*Aim of the task*:
Gather every line that includes the word "JSON", please.
(begin)
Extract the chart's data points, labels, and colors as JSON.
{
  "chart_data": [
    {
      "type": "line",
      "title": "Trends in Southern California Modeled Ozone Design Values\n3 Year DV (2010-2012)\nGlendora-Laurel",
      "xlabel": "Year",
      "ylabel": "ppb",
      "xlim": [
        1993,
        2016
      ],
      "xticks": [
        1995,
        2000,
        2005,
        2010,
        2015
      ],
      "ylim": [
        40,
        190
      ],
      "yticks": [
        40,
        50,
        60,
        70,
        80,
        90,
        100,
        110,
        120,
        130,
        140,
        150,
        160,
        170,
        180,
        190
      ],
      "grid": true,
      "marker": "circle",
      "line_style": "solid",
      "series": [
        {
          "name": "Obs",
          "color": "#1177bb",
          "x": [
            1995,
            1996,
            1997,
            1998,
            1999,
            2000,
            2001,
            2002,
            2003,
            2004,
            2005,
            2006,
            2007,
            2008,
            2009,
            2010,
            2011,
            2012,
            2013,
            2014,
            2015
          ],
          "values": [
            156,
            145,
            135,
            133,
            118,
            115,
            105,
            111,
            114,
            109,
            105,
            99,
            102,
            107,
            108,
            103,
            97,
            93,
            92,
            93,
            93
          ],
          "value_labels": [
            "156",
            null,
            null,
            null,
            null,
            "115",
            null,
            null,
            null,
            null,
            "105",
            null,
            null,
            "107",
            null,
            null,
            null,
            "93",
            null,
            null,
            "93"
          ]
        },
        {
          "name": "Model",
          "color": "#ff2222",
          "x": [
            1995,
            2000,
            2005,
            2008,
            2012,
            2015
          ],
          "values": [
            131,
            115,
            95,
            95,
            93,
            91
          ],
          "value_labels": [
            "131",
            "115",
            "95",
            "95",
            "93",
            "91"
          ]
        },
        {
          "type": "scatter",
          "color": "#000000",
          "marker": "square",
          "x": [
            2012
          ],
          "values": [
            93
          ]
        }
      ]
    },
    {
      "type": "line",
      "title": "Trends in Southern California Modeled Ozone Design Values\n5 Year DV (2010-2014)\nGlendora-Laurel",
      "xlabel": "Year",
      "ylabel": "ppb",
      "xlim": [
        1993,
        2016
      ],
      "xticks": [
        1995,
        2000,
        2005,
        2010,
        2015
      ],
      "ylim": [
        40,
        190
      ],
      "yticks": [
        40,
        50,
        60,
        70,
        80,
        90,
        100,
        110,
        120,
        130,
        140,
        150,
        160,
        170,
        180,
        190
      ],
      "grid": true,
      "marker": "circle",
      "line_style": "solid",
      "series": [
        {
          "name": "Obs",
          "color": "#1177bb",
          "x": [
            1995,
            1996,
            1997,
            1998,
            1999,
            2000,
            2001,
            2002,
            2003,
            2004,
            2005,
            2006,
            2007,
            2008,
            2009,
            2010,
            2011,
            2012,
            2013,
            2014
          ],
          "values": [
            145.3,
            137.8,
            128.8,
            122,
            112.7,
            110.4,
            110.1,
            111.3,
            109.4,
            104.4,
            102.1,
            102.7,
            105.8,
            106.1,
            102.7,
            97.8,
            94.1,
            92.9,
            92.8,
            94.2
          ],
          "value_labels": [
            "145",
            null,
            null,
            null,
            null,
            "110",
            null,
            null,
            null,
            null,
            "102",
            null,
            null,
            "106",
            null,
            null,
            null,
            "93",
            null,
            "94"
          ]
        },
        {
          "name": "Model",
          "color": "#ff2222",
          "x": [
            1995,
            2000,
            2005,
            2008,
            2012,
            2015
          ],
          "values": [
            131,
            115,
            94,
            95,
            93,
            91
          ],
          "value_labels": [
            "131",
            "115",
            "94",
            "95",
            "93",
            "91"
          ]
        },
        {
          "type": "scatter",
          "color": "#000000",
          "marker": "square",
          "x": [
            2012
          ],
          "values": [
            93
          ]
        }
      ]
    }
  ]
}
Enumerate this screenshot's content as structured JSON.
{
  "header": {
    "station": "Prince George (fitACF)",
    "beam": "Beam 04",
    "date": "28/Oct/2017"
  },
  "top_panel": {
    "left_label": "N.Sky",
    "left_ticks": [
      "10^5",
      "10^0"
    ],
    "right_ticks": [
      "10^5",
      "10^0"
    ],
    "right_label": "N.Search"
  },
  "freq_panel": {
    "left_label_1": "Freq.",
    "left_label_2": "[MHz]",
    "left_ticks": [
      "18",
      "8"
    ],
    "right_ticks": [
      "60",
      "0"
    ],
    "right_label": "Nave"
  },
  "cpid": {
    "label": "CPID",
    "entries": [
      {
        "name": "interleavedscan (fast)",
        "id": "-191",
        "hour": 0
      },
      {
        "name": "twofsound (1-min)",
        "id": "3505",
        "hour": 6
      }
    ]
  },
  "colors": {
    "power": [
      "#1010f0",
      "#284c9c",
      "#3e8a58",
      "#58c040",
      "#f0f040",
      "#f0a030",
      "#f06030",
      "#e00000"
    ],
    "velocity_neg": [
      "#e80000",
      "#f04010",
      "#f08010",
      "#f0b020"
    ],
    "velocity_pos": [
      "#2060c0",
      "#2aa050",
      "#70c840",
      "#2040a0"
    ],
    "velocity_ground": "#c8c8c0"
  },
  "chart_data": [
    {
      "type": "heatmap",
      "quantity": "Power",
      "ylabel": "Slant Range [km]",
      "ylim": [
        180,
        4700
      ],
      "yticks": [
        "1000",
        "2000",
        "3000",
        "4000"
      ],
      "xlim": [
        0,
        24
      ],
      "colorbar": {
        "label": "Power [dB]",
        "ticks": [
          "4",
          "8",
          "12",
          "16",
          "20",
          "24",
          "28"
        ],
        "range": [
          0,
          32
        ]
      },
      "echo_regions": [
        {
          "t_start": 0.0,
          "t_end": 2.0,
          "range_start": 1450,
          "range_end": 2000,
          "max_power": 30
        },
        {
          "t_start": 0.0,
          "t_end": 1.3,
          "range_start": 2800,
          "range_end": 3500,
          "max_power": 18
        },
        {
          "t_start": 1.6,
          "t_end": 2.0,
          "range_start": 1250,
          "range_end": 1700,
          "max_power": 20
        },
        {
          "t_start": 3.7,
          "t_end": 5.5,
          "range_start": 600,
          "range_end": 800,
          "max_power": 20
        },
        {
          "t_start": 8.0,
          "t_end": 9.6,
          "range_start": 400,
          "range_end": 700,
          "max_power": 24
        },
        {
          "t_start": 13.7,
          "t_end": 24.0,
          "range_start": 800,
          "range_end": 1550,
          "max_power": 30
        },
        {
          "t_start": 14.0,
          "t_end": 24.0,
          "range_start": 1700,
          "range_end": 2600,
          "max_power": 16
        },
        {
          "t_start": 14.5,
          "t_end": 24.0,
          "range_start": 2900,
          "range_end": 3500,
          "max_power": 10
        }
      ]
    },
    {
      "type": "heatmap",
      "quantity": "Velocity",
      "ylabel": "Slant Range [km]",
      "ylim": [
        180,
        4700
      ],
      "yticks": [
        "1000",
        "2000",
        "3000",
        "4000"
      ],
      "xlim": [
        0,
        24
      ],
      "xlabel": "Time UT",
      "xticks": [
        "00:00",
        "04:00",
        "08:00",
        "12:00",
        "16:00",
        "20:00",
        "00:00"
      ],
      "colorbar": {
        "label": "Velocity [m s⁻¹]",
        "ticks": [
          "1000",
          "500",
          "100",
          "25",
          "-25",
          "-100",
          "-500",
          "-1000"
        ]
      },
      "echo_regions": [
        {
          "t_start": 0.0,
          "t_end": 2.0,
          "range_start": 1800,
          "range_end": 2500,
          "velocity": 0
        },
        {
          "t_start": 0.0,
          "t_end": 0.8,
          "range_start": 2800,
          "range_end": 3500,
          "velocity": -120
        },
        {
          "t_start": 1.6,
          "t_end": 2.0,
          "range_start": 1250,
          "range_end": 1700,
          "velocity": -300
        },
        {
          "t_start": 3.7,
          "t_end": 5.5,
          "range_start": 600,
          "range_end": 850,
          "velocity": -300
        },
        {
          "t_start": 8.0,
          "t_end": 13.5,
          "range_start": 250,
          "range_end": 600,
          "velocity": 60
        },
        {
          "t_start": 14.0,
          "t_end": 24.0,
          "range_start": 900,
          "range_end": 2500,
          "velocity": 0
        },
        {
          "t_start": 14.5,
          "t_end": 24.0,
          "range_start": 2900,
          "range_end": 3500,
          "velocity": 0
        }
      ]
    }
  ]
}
(end)
*Answer to this problem*:
Extract the chart's data points, labels, and colors as JSON.
Enumerate this screenshot's content as structured JSON.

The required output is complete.